DIRECTIONS → Your task is to copy each line that has the word "سقطت".

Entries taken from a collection
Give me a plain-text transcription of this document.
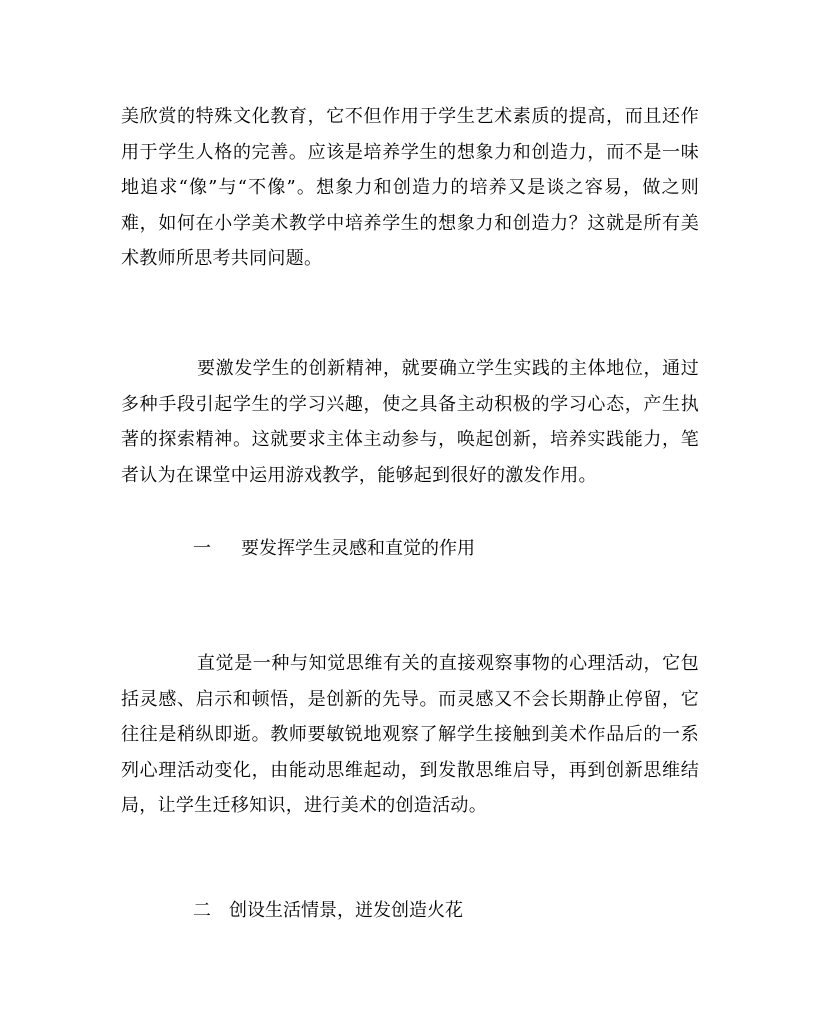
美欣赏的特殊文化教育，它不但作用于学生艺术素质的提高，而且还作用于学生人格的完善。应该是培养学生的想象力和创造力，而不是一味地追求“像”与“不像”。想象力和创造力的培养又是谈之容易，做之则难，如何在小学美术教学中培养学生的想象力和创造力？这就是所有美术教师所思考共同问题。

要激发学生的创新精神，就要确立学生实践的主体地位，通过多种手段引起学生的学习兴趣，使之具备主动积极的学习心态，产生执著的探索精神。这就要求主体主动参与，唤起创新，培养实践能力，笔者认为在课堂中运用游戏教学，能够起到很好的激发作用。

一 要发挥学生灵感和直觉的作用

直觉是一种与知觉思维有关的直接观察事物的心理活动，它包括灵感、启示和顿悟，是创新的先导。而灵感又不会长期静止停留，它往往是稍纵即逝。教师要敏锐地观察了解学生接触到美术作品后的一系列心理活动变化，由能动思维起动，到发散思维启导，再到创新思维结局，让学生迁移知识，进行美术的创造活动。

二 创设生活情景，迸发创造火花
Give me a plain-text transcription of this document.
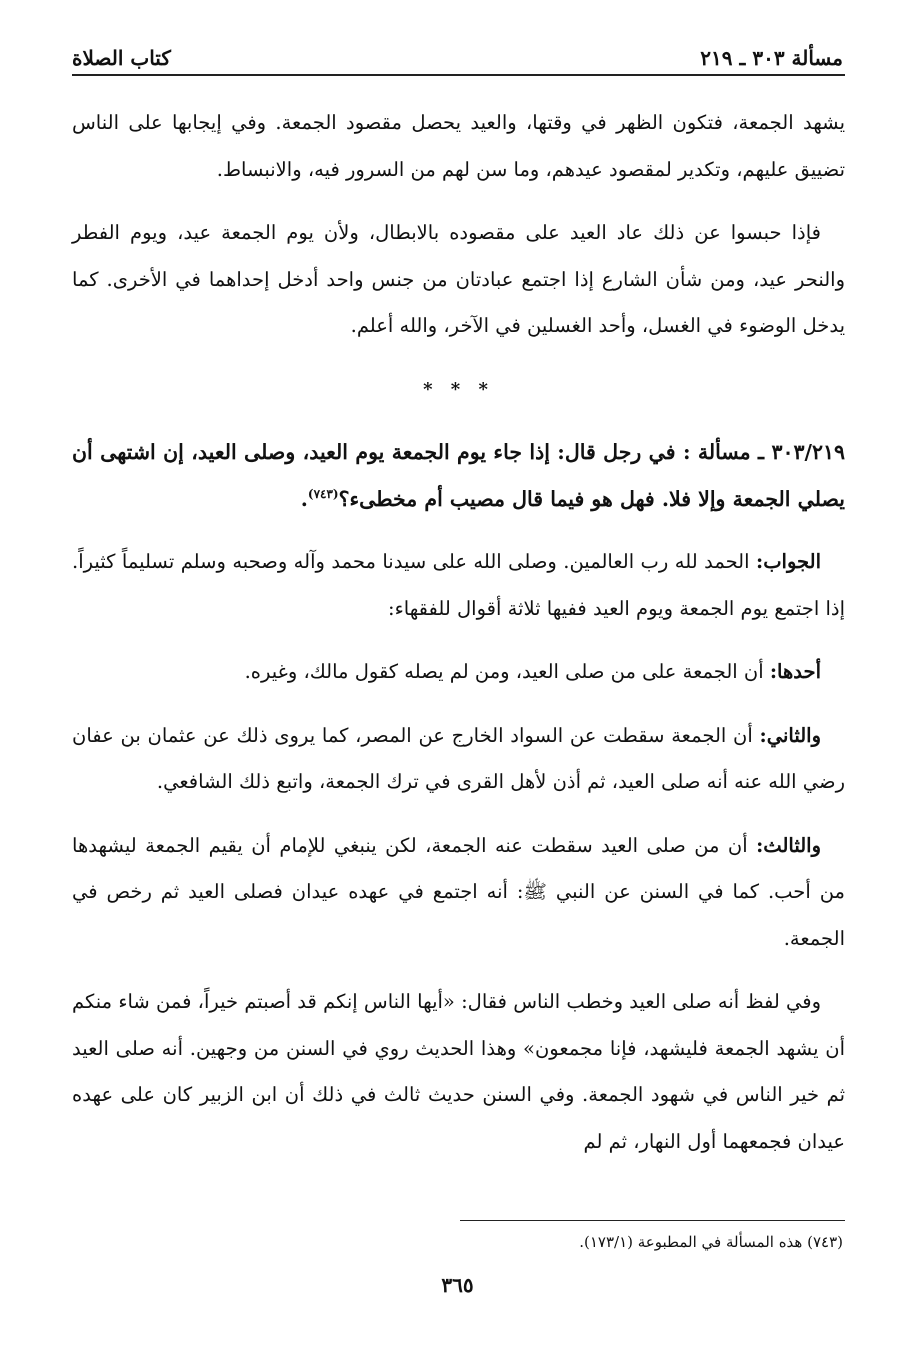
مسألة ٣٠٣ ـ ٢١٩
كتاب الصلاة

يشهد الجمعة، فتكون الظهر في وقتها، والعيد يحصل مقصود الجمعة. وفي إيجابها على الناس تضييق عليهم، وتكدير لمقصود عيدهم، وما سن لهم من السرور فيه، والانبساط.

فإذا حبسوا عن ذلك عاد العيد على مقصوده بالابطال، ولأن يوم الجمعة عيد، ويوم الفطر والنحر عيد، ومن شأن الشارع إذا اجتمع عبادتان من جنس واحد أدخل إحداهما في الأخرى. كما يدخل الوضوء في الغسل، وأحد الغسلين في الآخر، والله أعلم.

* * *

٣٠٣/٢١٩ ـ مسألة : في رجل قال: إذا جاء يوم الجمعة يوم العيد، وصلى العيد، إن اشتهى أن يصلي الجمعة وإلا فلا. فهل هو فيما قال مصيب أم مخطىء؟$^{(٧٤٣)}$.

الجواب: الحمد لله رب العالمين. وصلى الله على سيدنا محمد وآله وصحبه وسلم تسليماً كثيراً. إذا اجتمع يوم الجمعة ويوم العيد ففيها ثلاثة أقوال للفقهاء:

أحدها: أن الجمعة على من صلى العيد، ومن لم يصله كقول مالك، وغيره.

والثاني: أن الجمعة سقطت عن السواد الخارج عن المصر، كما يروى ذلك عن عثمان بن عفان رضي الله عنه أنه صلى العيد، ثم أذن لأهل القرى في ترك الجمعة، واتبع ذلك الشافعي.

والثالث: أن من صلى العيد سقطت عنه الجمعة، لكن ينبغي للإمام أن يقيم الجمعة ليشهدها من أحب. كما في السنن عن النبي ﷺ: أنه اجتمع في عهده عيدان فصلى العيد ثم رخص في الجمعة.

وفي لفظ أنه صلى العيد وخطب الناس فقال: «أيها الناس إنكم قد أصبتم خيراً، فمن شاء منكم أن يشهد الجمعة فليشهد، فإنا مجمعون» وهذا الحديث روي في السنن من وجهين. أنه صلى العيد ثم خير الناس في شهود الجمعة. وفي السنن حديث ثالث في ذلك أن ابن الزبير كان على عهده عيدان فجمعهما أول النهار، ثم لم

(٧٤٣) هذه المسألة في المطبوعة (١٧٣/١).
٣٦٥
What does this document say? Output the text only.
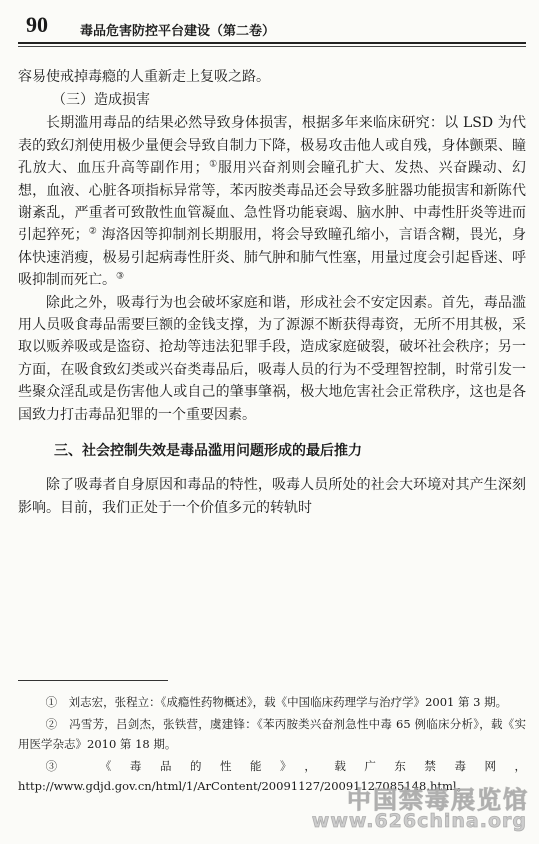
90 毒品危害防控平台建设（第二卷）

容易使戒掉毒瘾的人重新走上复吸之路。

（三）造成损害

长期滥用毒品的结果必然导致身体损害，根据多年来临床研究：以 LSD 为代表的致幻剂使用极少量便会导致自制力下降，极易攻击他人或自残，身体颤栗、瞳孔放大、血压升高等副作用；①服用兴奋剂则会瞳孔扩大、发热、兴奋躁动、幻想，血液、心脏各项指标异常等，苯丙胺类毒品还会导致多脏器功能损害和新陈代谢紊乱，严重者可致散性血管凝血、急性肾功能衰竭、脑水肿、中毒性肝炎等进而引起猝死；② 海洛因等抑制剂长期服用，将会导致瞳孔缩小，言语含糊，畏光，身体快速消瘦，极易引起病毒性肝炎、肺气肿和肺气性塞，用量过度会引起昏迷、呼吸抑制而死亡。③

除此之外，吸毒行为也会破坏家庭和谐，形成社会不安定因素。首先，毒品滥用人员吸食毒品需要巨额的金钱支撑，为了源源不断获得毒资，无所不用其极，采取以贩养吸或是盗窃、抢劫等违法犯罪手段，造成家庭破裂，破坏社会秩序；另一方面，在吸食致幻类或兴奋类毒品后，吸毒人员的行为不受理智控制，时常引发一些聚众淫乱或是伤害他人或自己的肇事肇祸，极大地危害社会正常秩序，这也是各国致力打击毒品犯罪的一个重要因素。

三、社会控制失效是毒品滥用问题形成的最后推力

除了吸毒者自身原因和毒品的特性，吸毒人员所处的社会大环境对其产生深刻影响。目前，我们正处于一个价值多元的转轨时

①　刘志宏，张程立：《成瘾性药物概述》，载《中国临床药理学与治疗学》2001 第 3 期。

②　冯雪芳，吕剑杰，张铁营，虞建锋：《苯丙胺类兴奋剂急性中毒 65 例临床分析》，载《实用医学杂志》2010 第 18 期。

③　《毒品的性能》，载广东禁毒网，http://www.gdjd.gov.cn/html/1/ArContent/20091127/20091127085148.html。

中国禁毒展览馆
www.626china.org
---
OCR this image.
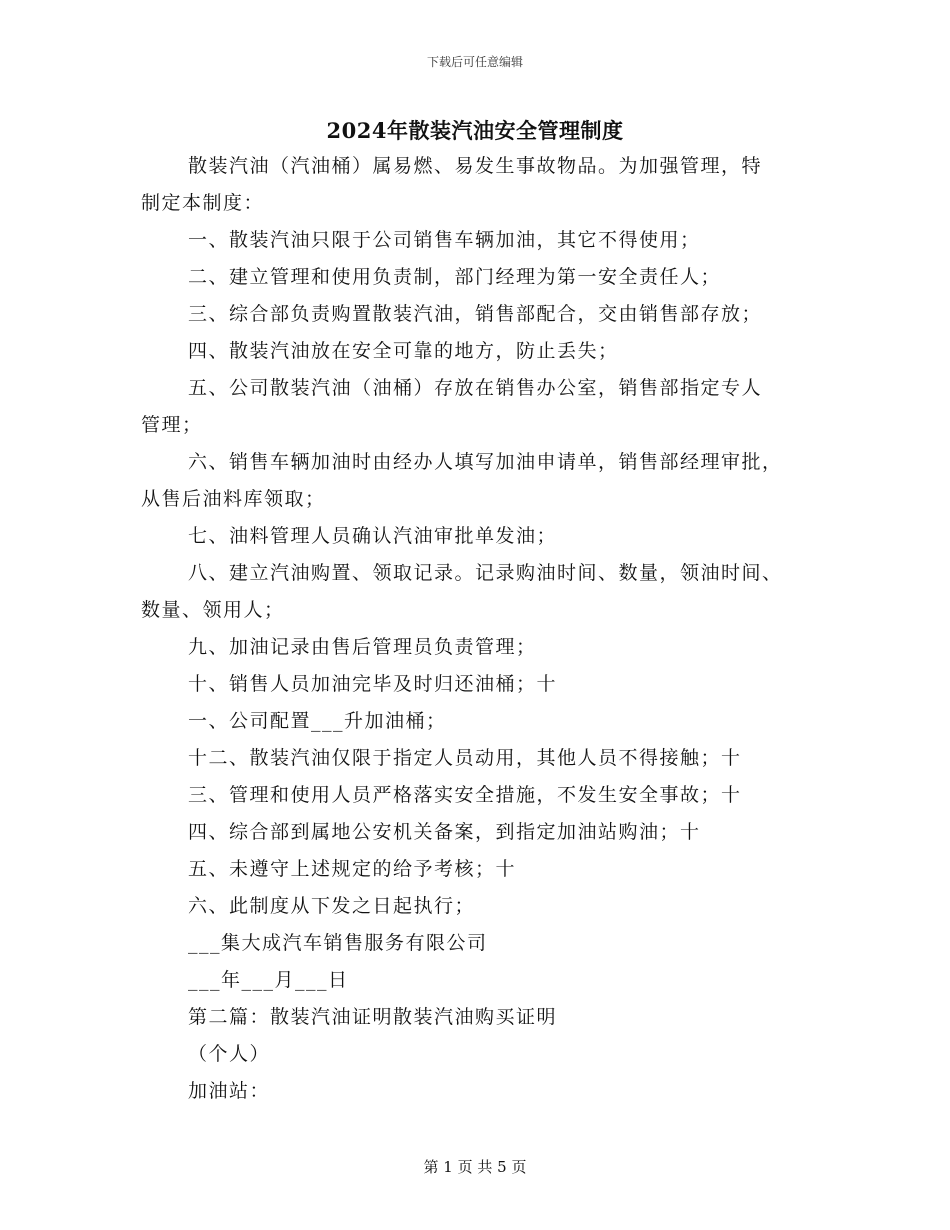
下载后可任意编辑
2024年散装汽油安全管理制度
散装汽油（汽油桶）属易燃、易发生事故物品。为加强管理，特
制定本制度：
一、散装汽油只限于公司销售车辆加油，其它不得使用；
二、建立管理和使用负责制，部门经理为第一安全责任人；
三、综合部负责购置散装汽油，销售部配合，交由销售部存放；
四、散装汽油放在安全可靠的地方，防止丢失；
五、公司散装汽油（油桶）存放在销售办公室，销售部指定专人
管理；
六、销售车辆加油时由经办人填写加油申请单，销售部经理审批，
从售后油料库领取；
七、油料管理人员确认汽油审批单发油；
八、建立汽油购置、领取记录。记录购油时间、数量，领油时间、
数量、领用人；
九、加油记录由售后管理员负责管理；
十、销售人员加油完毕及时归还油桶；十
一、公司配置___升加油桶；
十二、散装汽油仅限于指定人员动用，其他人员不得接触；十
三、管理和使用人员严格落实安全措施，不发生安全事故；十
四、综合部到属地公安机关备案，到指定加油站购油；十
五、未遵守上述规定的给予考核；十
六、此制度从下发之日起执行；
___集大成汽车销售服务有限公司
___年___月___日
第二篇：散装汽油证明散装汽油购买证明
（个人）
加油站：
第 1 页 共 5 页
...
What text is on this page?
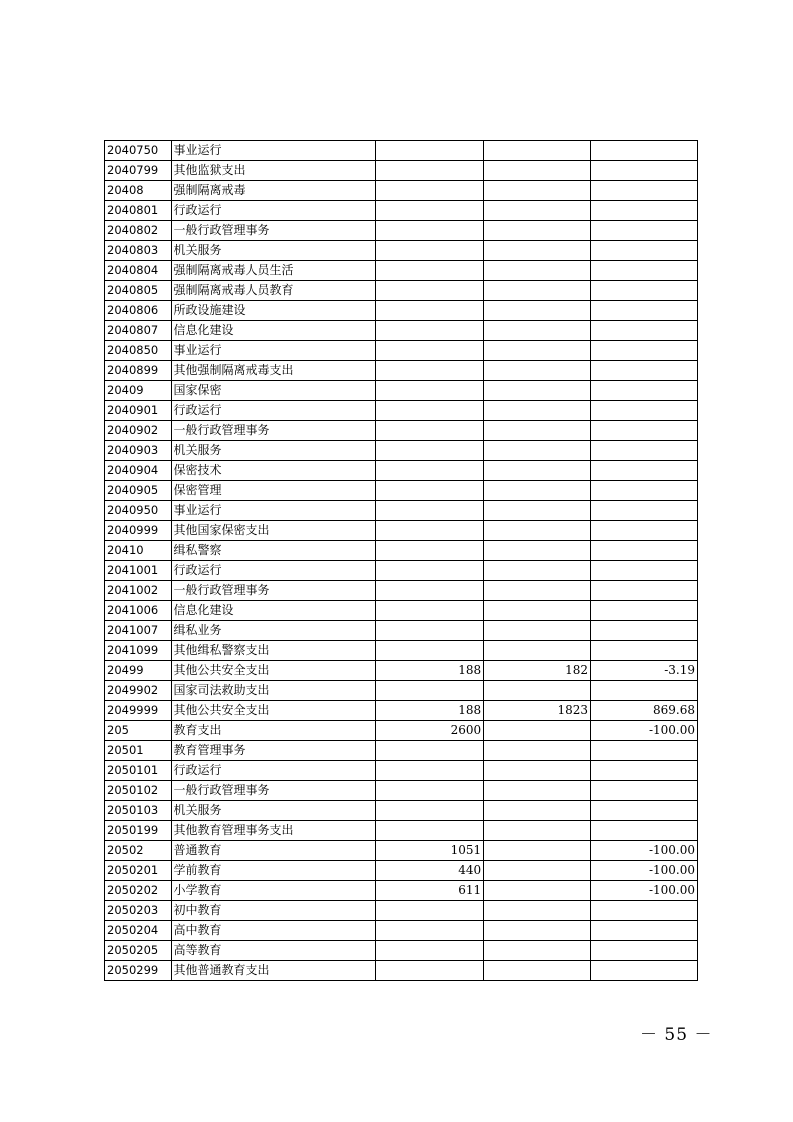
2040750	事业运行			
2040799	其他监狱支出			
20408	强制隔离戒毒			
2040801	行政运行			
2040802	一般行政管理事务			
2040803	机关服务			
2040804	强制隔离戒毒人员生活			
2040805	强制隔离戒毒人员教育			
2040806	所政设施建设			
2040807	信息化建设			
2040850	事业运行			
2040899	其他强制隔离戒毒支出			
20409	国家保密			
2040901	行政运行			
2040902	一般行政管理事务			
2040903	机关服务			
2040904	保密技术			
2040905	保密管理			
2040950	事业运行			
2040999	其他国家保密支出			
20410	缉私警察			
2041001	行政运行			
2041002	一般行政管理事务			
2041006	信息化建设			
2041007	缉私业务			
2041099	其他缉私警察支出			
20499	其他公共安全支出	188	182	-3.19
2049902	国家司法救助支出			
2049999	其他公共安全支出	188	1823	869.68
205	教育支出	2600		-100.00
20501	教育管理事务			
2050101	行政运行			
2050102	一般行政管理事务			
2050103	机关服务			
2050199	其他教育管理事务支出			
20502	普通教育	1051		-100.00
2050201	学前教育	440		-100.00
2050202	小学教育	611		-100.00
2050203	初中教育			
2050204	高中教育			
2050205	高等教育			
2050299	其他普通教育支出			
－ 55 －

ANSWER FOR THIS EXERCISE →
والثاني: أن الجمعة سقطت عن السواد الخارج عن المصر، كما يروى ذلك عن عثمان بن عفان رضي الله عنه أنه صلى العيد، ثم أذن لأهل القرى في ترك الجمعة، واتبع ذلك الشافعي.
والثالث: أن من صلى العيد سقطت عنه الجمعة، لكن ينبغي للإمام أن يقيم الجمعة ليشهدها من أحب. كما في السنن عن النبي ﷺ: أنه اجتمع في عهده عيدان فصلى العيد ثم رخص في الجمعة.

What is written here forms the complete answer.